Your instructions: Your reply is to be the lines below, exactly as written, with images omitted.

Supplied information:
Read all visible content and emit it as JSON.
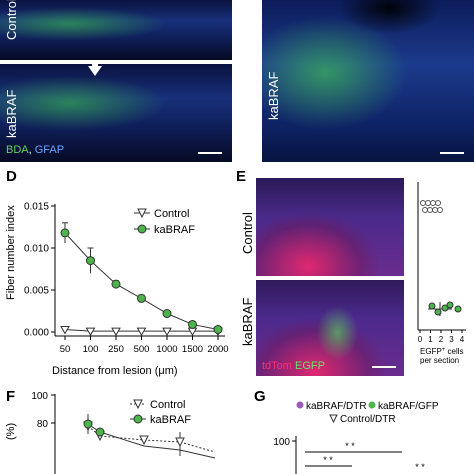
{
  "panel_letters": {
    "d": "D",
    "e": "E",
    "f": "F",
    "g": "G"
  },
  "panel_a": {
    "label_top": "Control",
    "label_bottom": "kaBRAF",
    "stain_bda": "BDA",
    "stain_sep": ",",
    "stain_gfap": "GFAP"
  },
  "panel_b": {
    "label": "kaBRAF"
  },
  "panel_e": {
    "label_top": "Control",
    "label_bottom": "kaBRAF",
    "stain_tdtomato": "tdTom",
    "stain_egfp": "EGFP",
    "inset_xticks": [
      "0",
      "1",
      "2",
      "3",
      "4"
    ],
    "inset_xlabel_1": "EGFP",
    "inset_xlabel_sup": "+",
    "inset_xlabel_2": " cells",
    "inset_xlabel_3": "per section"
  },
  "colors": {
    "bda": "#5fd35a",
    "gfap": "#69a6ff",
    "egfp": "#6fe06a",
    "tdtomato": "#ff2d6f",
    "kabraf": "#4bb54a"
  },
  "chart_data": [
    {
      "type": "line",
      "xlabel_prefix": "Distance from lesion (",
      "xlabel_unit": "μm",
      "xlabel_suffix": ")",
      "ylabel": "Fiber number index",
      "categories": [
        "50",
        "100",
        "250",
        "500",
        "1000",
        "1500",
        "2000"
      ],
      "yticks": [
        "0.000",
        "0.005",
        "0.010",
        "0.015"
      ],
      "ylim": [
        0,
        0.015
      ],
      "legend_placement": "top-right",
      "series": [
        {
          "name": "Control",
          "marker": "triangle-down",
          "values": [
            0.0003,
            0.0001,
            0.0001,
            0.0001,
            0.0001,
            0.0001,
            0.0001
          ],
          "err": [
            0,
            0,
            0,
            0,
            0,
            0,
            0
          ]
        },
        {
          "name": "kaBRAF",
          "marker": "circle",
          "values": [
            0.0118,
            0.0085,
            0.0057,
            0.004,
            0.0022,
            0.0009,
            0.0003
          ],
          "err": [
            0.0012,
            0.0015,
            0.0004,
            0.0004,
            0.0003,
            0.0002,
            0.0001
          ]
        }
      ]
    },
    {
      "type": "line",
      "ylabel": "(%)",
      "yticks": [
        "80",
        "100"
      ],
      "legend_placement": "top-right",
      "series": [
        {
          "name": "Control",
          "marker": "triangle-down",
          "values": [
            78,
            70,
            69,
            66,
            65,
            62
          ]
        },
        {
          "name": "kaBRAF",
          "marker": "circle",
          "values": [
            80,
            72,
            64,
            60,
            58,
            55
          ]
        }
      ]
    },
    {
      "type": "scatter",
      "legend": [
        {
          "name": "kaBRAF/DTR",
          "marker": "circle"
        },
        {
          "name": "kaBRAF/GFP",
          "marker": "circle"
        },
        {
          "name": "Control/DTR",
          "marker": "triangle-down"
        }
      ],
      "yticks": [
        "100"
      ],
      "significance": [
        "* *",
        "* *",
        "* *"
      ]
    }
  ]
}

The answer:
Read all visible content and emit it as JSON.
{
  "panel_letters": {
    "d": "D",
    "e": "E",
    "f": "F",
    "g": "G"
  },
  "panel_a": {
    "label_top": "Control",
    "label_bottom": "kaBRAF",
    "stain_bda": "BDA",
    "stain_sep": ",",
    "stain_gfap": "GFAP"
  },
  "panel_b": {
    "label": "kaBRAF"
  },
  "panel_e": {
    "label_top": "Control",
    "label_bottom": "kaBRAF",
    "stain_tdtomato": "tdTom",
    "stain_egfp": "EGFP",
    "inset_xticks": [
      "0",
      "1",
      "2",
      "3",
      "4"
    ],
    "inset_xlabel_1": "EGFP",
    "inset_xlabel_sup": "+",
    "inset_xlabel_2": " cells",
    "inset_xlabel_3": "per section"
  },
  "colors": {
    "bda": "#5fd35a",
    "gfap": "#69a6ff",
    "egfp": "#6fe06a",
    "tdtomato": "#ff2d6f",
    "kabraf": "#4bb54a"
  },
  "chart_data": [
    {
      "type": "line",
      "xlabel_prefix": "Distance from lesion (",
      "xlabel_unit": "μm",
      "xlabel_suffix": ")",
      "ylabel": "Fiber number index",
      "categories": [
        "50",
        "100",
        "250",
        "500",
        "1000",
        "1500",
        "2000"
      ],
      "yticks": [
        "0.000",
        "0.005",
        "0.010",
        "0.015"
      ],
      "ylim": [
        0,
        0.015
      ],
      "legend_placement": "top-right",
      "series": [
        {
          "name": "Control",
          "marker": "triangle-down",
          "values": [
            0.0003,
            0.0001,
            0.0001,
            0.0001,
            0.0001,
            0.0001,
            0.0001
          ],
          "err": [
            0,
            0,
            0,
            0,
            0,
            0,
            0
          ]
        },
        {
          "name": "kaBRAF",
          "marker": "circle",
          "values": [
            0.0118,
            0.0085,
            0.0057,
            0.004,
            0.0022,
            0.0009,
            0.0003
          ],
          "err": [
            0.0012,
            0.0015,
            0.0004,
            0.0004,
            0.0003,
            0.0002,
            0.0001
          ]
        }
      ]
    },
    {
      "type": "line",
      "ylabel": "(%)",
      "yticks": [
        "80",
        "100"
      ],
      "legend_placement": "top-right",
      "series": [
        {
          "name": "Control",
          "marker": "triangle-down",
          "values": [
            78,
            70,
            69,
            66,
            65,
            62
          ]
        },
        {
          "name": "kaBRAF",
          "marker": "circle",
          "values": [
            80,
            72,
            64,
            60,
            58,
            55
          ]
        }
      ]
    },
    {
      "type": "scatter",
      "legend": [
        {
          "name": "kaBRAF/DTR",
          "marker": "circle"
        },
        {
          "name": "kaBRAF/GFP",
          "marker": "circle"
        },
        {
          "name": "Control/DTR",
          "marker": "triangle-down"
        }
      ],
      "yticks": [
        "100"
      ],
      "significance": [
        "* *",
        "* *",
        "* *"
      ]
    }
  ]
}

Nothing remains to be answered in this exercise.